> **Texto selecionado**
Razão e Sensibilidade: um dilema tão antigo quanto contemporâneo
De todas as personagens de Jane Austen, Elinor Dashwood sempre foi aquela que me falou mais perto ao coração. Desde a primeira leitura, há muitos anos, me identifiquei com o seu autocontrole, com a sua habilidade de se manter forte, mesmo quando se sentia extremamente vulnerável em seu interior. O título desse romance escrito por Jane Austen em 1811 – Razão e Sensibilidade – é, afinal, muito justo. Podemos dizer que cada uma das irmãs Dashwood representa um desses pólos.
Marianne, a mais jovem, é uma alma romântica e impulsiva. Ela ama a natureza e a autenticidade. Para ela, não há meio-termo. Se uma música, um poema ou uma paisagem são belos, ela os ama com todo o coração. Se são medíocres, não vê motivo para demonstrar por eles qualquer interesse. O mesmo vale para as relações sociais, onde a transparência e a sinceridade de Marianne a fazem ser vista muitas vezes como rude e indiferente. Esta postura diante da vida também se aplica ao amor. Para Marianne, nada poderia ser mais tedioso e inconcebível do que um amor calmo. Como um amor poderia ser sereno se toda a felicidade de uma vida depende dele?
O contraste entre as duas irmãs não poderia ser mais evidente. Elinor aprecia a moderação e é bem mais reservada ao expressar seus sentimentos. Ela faz o possível para ser educada e agir de acordo com as etiquetas sociais da época, mesmo diante de situações ou pessoas que ela preferiria totalmente evitar. Em momentos de tempestades afetivas, Elinor esforça-se para não se deixar levar pelas emoções e busca analisar com objetividade as circunstâncias, aceitando e adaptando-se a elas da melhor forma possível. Uma atitude que acaba muitas vezes sendo interpretada superficialmente por Marianne como uma certa frieza ou falta de sensibilidade por parte de sua irmã mais velha.

> **Material coletado**
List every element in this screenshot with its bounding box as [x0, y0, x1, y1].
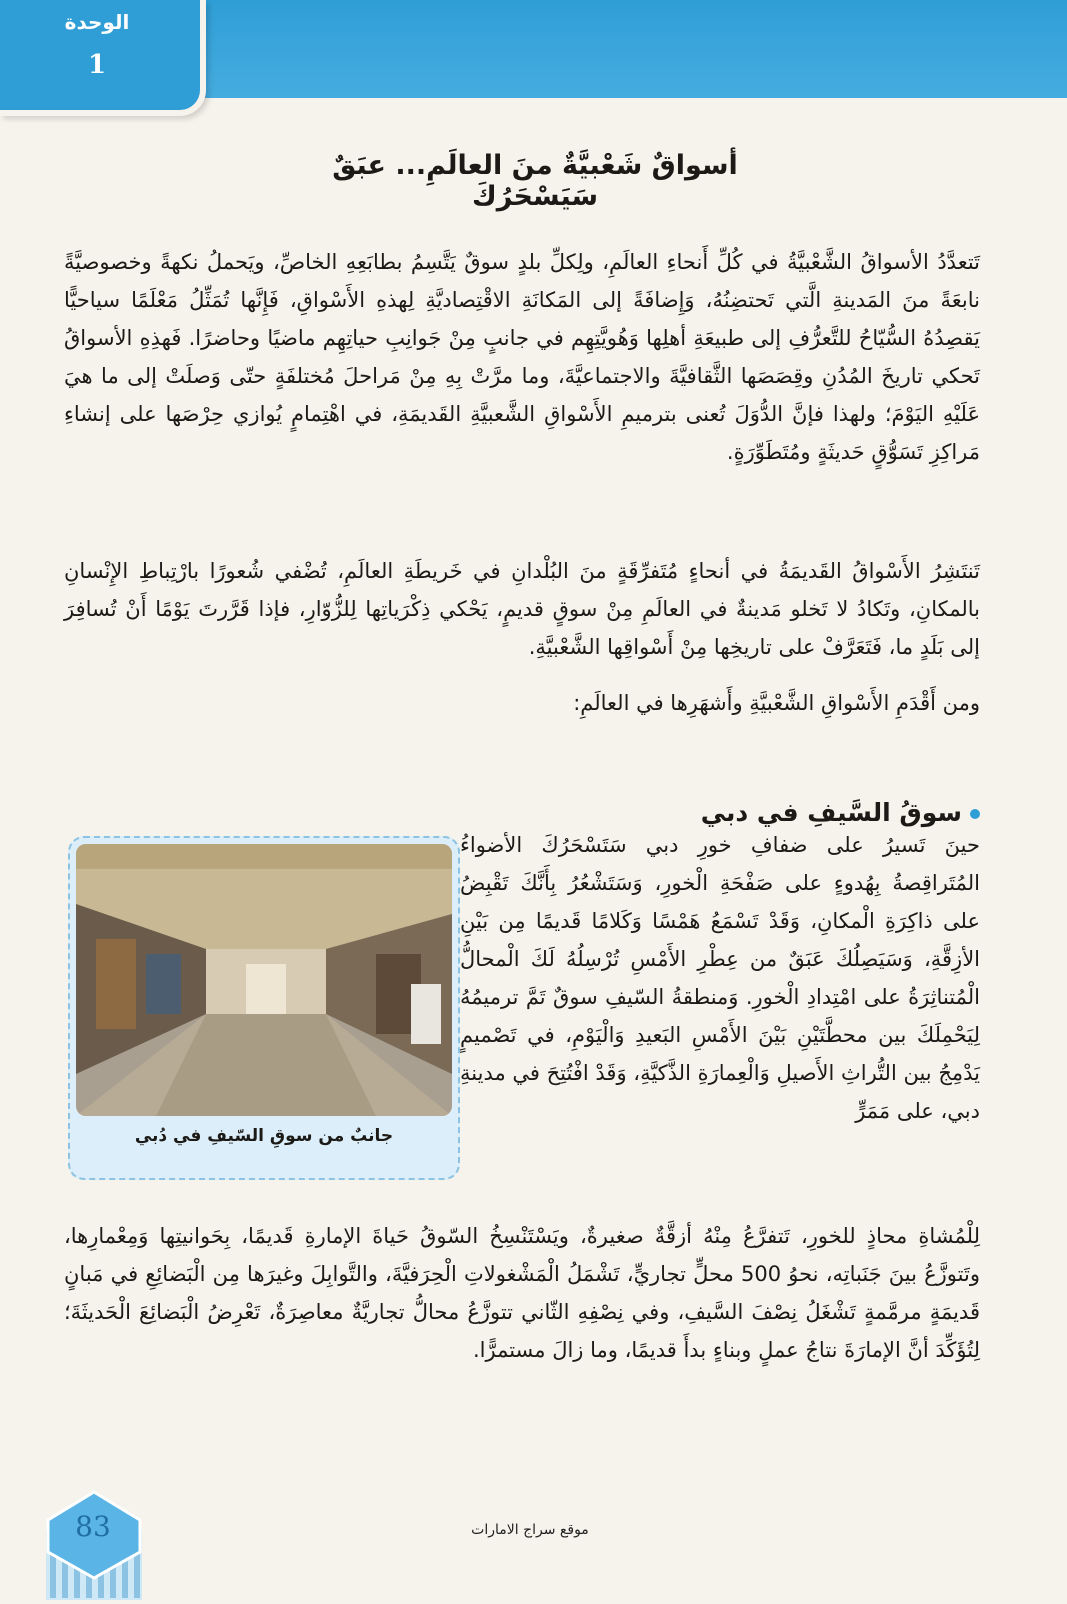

> **Problema proposto 1**
Responda com base no texto sobre Razão e Sensibilidade:
(a) Em que ano Jane Austen escreveu o romance?
(b) Qual das irmãs Dashwood é a mais jovem?
(c) Como Marianne costuma interpretar a atitude de Elinor?
> **Problema proposto 2**
Reproduza o trecho do texto sobre Razão e Sensibilidade entre "Marianne, a mais" e "vida depende dele?", inclusive.
> **Problema proposto 3**
Retome o texto sobre Razão e Sensibilidade a partir do ponto em que ele termina.

> **Resposta escrita 1**
(a) Em 1811.
(b) Marianne.
(c) Como uma certa frieza ou falta de sensibilidade por parte da irmã mais velha.

> **Resposta escrita 2**
Marianne, a mais jovem, é uma alma romântica e impulsiva. Ela ama a natureza e a autenticidade. Para ela, não há meio-termo. Se uma música, um poema ou uma paisagem são belos, ela os ama com todo o coração. Se são medíocres, não vê motivo para demonstrar por eles qualquer interesse. O mesmo vale para as relações sociais, onde a transparência e a sinceridade de Marianne a fazem ser vista muitas vezes como rude e indiferente. Esta postura diante da vida também se aplica ao amor. Para Marianne, nada poderia ser mais tedioso e inconcebível do que um amor calmo. Como um amor poderia ser sereno se toda a felicidade de uma vida depende dele?

> **Resposta escrita 3**
Jane Austen é realmente uma mestra da literatura ao retratar nessas duas irmãs uma tensão que percorre toda a história da arte, que se manifesta em seu período histórico no embate entre o Classicismo remanescente do século XVIII e o despertar do Movimento Romântico no início do século XIX. Austen começou a escrever Razão e Sensibilidade quando tinha apenas 20 anos e este foi seu primeiro romance publicado. Uma de suas obras mais amadas e conhecidas, o romance acaba por retratar, por meio dos costumes da época e comportamentos sociais, o choque dessas duas visões estéticas e de mundo – de um lado o formalismo, a ordem e a pureza clássicos; de outro, o exagero, as emoções e o arrebatamento românticos.
Mas o gênio de Austen não acaba aqui. Como feroz observadora da realidade e dos costumes, elas nos mostra como vida e arte se entrelaçam, mutuamente se influenciam e que, na verdade, ambas razão e sensibilidade são necessárias para o bom desfecho não só da jornada das irmãs Dashwood, mas de qualquer história.
Austen nos revela, por meio dos aprendizados de Marianne ao longo do romance, como o sentimentalismo exacerbado pode levar ao colapso nervoso e a um caminho de autodestruição. Por outro lado, o autocontrole e as exigências excessivas de Elinor em relação a si mesma acabam por criar um escudo, uma barreira para todas as emoções não expressas. E acho que todos sabem o que acontece quando a gente ignora por muito tempo o que está sentindo… A barragem que nos protegia vai se enchendo de fissuras, rachaduras, até que não consegue conter mais todo o sentimento represado, todas as palavras não ditas e as lágrimas retidas. Essa onda de emoções acaba então por explodir quando menos esperamos e geralmente nos momentos mais inoportunos.
Seja nos dramas e intrigas amorosas do início do século XIX ou na atribulada vida tecnológica do século XXI, nos identificamos com Austen ao perceber que o ideal é o caminho do meio, o equilíbrio entre essas duas forças tão poderosas. Precisamos da razão para manter nossos pés no chão e nos aterrar no momento presente. Mas também precisamos da sensibilidade para saber contemplá-lo, amá-lo e transcendê-lo. Precisamos da sensibilidade para dar valor ao tempo.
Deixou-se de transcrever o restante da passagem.